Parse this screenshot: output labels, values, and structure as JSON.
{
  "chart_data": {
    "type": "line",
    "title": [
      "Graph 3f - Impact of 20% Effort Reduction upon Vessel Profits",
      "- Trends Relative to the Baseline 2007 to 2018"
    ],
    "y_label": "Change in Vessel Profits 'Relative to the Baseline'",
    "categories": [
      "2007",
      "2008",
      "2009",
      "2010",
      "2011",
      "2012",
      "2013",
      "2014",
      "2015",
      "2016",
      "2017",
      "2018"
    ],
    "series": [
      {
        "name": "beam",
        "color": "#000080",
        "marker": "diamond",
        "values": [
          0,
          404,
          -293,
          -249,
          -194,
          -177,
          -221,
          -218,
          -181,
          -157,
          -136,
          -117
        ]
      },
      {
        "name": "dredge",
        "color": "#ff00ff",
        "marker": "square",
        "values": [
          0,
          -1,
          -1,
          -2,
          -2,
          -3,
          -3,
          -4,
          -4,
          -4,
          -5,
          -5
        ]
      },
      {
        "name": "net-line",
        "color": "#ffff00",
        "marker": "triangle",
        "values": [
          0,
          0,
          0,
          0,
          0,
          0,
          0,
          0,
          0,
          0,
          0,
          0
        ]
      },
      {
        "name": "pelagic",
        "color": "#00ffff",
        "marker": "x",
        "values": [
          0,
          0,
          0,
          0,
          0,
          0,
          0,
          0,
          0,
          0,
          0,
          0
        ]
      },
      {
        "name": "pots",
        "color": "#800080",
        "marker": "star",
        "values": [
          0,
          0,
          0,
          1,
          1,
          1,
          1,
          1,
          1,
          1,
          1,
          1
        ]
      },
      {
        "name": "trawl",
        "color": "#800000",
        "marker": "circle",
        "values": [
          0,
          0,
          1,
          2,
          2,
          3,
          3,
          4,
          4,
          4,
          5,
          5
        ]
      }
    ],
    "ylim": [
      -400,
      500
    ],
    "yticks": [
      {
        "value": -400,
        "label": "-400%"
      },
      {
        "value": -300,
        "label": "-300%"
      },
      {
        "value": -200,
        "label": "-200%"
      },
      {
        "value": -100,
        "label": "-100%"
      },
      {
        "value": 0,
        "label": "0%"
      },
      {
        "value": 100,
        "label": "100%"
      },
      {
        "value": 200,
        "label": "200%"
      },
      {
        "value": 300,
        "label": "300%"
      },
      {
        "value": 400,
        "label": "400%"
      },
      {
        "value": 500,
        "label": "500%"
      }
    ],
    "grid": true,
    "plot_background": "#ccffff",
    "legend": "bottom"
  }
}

Problem => For the listing above, identify each line bearing "Vessel".

Reply =>
      "Graph 3f - Impact of 20% Effort Reduction upon Vessel Profits",
    "y_label": "Change in Vessel Profits 'Relative to the Baseline'",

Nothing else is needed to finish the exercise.